>> Begin Data rows

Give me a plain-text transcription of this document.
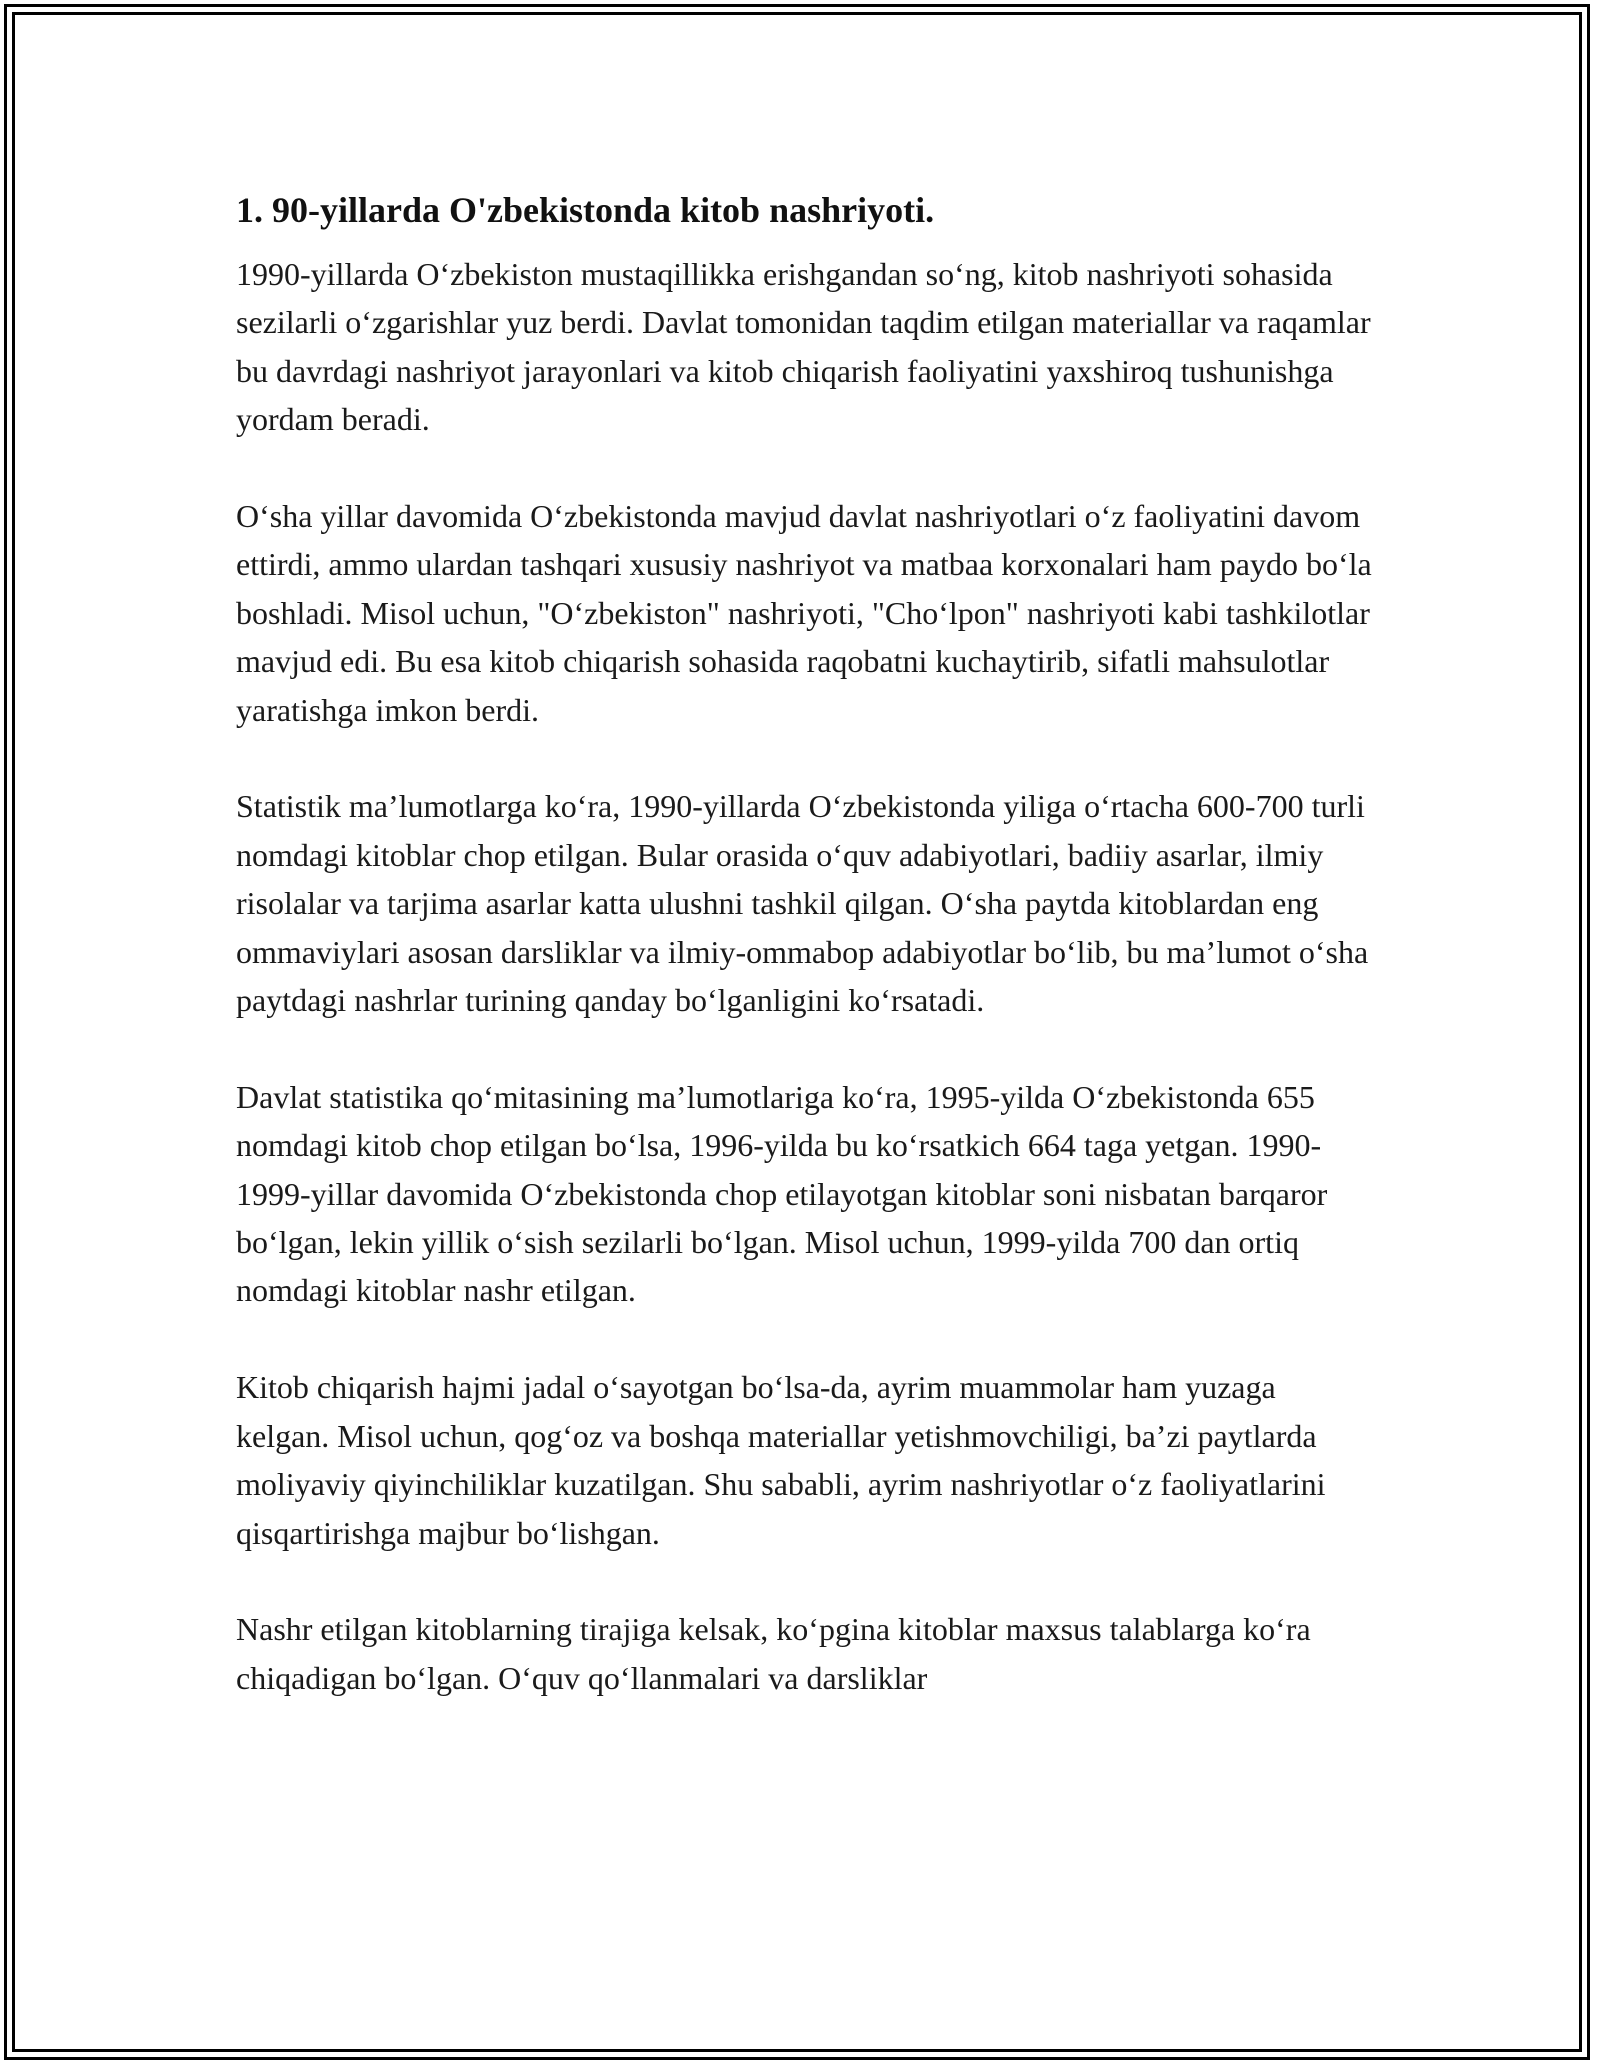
1. 90-yillarda O'zbekistonda kitob nashriyoti.

1990-yillarda O‘zbekiston mustaqillikka erishgandan so‘ng, kitob nashriyoti sohasida sezilarli o‘zgarishlar yuz berdi. Davlat tomonidan taqdim etilgan materiallar va raqamlar bu davrdagi nashriyot jarayonlari va kitob chiqarish faoliyatini yaxshiroq tushunishga yordam beradi.

O‘sha yillar davomida O‘zbekistonda mavjud davlat nashriyotlari o‘z faoliyatini davom ettirdi, ammo ulardan tashqari xususiy nashriyot va matbaa korxonalari ham paydo bo‘la boshladi. Misol uchun, "O‘zbekiston" nashriyoti, "Cho‘lpon" nashriyoti kabi tashkilotlar mavjud edi. Bu esa kitob chiqarish sohasida raqobatni kuchaytirib, sifatli mahsulotlar yaratishga imkon berdi.

Statistik ma’lumotlarga ko‘ra, 1990-yillarda O‘zbekistonda yiliga o‘rtacha 600-700 turli nomdagi kitoblar chop etilgan. Bular orasida o‘quv adabiyotlari, badiiy asarlar, ilmiy risolalar va tarjima asarlar katta ulushni tashkil qilgan. O‘sha paytda kitoblardan eng ommaviylari asosan darsliklar va ilmiy-ommabop adabiyotlar bo‘lib, bu ma’lumot o‘sha paytdagi nashrlar turining qanday bo‘lganligini ko‘rsatadi.

Davlat statistika qo‘mitasining ma’lumotlariga ko‘ra, 1995-yilda O‘zbekistonda 655 nomdagi kitob chop etilgan bo‘lsa, 1996-yilda bu ko‘rsatkich 664 taga yetgan. 1990-1999-yillar davomida O‘zbekistonda chop etilayotgan kitoblar soni nisbatan barqaror bo‘lgan, lekin yillik o‘sish sezilarli bo‘lgan. Misol uchun, 1999-yilda 700 dan ortiq nomdagi kitoblar nashr etilgan.

Kitob chiqarish hajmi jadal o‘sayotgan bo‘lsa-da, ayrim muammolar ham yuzaga kelgan. Misol uchun, qog‘oz va boshqa materiallar yetishmovchiligi, ba’zi paytlarda moliyaviy qiyinchiliklar kuzatilgan. Shu sababli, ayrim nashriyotlar o‘z faoliyatlarini qisqartirishga majbur bo‘lishgan.

Nashr etilgan kitoblarning tirajiga kelsak, ko‘pgina kitoblar maxsus talablarga ko‘ra chiqadigan bo‘lgan. O‘quv qo‘llanmalari va darsliklar
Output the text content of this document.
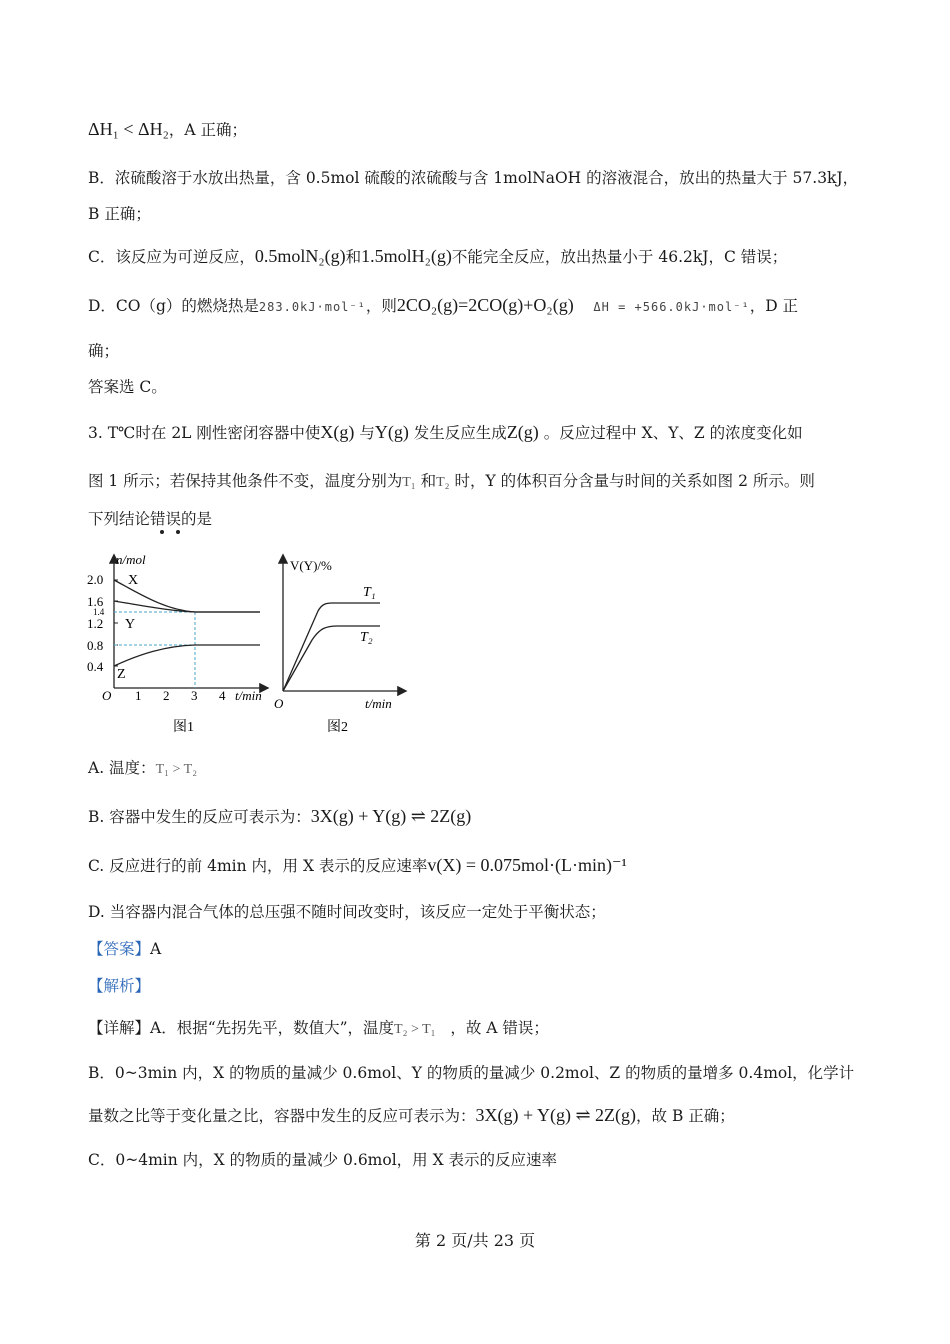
ΔH₁ < ΔH₂，A 正确；
B．浓硫酸溶于水放出热量，含 0.5mol 硫酸的浓硫酸与含 1molNaOH 的溶液混合，放出的热量大于 57.3kJ，
B 正确；
C．该反应为可逆反应，0.5molN₂(g)和1.5molH₂(g)不能完全反应，放出热量小于 46.2kJ，C 错误；
D．CO（g）的燃烧热是283.0kJ·mol⁻¹，则2CO₂(g)=2CO(g)+O₂(g) ΔH = +566.0kJ·mol⁻¹，D 正
确；
答案选 C。
3. T℃时在 2L 刚性密闭容器中使X(g) 与Y(g) 发生反应生成Z(g) 。反应过程中 X、Y、Z 的浓度变化如
图 1 所示；若保持其他条件不变，温度分别为T₁ 和T₂ 时，Y 的体积百分含量与时间的关系如图 2 所示。则
下列结论错误的是
n/mol
O	t/min
2.0
1.6
1.4
1.2
0.8
0.4
1 2 3 4
X
Y
Z
图1
V(Y)/%
O	t/min
T₁
T₂
图2
A. 温度：T₁ > T₂
B. 容器中发生的反应可表示为：3X(g) + Y(g) ⇌ 2Z(g)
C. 反应进行的前 4min 内，用 X 表示的反应速率v(X) = 0.075mol·(L·min)⁻¹
D. 当容器内混合气体的总压强不随时间改变时，该反应一定处于平衡状态；
【答案】A
【解析】
【详解】A．根据“先拐先平，数值大”，温度T₂ > T₁ ，故 A 错误；
B．0~3min 内，X 的物质的量减少 0.6mol、Y 的物质的量减少 0.2mol、Z 的物质的量增多 0.4mol，化学计
量数之比等于变化量之比，容器中发生的反应可表示为：3X(g) + Y(g) ⇌ 2Z(g)，故 B 正确；
C．0~4min 内，X 的物质的量减少 0.6mol，用 X 表示的反应速率
第 2 页/共 23 页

>> End Data rows

What needs to be done.
Find the line with "Output the text content of this document." in the listing and extract it and all lines after it through the end, exactly, without the pictures.

Exercise response.
Output the text content of this document.
ΔH₁ < ΔH₂，A 正确；
B．浓硫酸溶于水放出热量，含 0.5mol 硫酸的浓硫酸与含 1molNaOH 的溶液混合，放出的热量大于 57.3kJ，
B 正确；
C．该反应为可逆反应，0.5molN₂(g)和1.5molH₂(g)不能完全反应，放出热量小于 46.2kJ，C 错误；
D．CO（g）的燃烧热是283.0kJ·mol⁻¹，则2CO₂(g)=2CO(g)+O₂(g) ΔH = +566.0kJ·mol⁻¹，D 正
确；
答案选 C。
3. T℃时在 2L 刚性密闭容器中使X(g) 与Y(g) 发生反应生成Z(g) 。反应过程中 X、Y、Z 的浓度变化如
图 1 所示；若保持其他条件不变，温度分别为T₁ 和T₂ 时，Y 的体积百分含量与时间的关系如图 2 所示。则
下列结论错误的是
n/mol
O	t/min
2.0
1.6
1.4
1.2
0.8
0.4
1 2 3 4
X
Y
Z
图1
V(Y)/%
O	t/min
T₁
T₂
图2
A. 温度：T₁ > T₂
B. 容器中发生的反应可表示为：3X(g) + Y(g) ⇌ 2Z(g)
C. 反应进行的前 4min 内，用 X 表示的反应速率v(X) = 0.075mol·(L·min)⁻¹
D. 当容器内混合气体的总压强不随时间改变时，该反应一定处于平衡状态；
【答案】A
【解析】
【详解】A．根据“先拐先平，数值大”，温度T₂ > T₁ ，故 A 错误；
B．0~3min 内，X 的物质的量减少 0.6mol、Y 的物质的量减少 0.2mol、Z 的物质的量增多 0.4mol，化学计
量数之比等于变化量之比，容器中发生的反应可表示为：3X(g) + Y(g) ⇌ 2Z(g)，故 B 正确；
C．0~4min 内，X 的物质的量减少 0.6mol，用 X 表示的反应速率
第 2 页/共 23 页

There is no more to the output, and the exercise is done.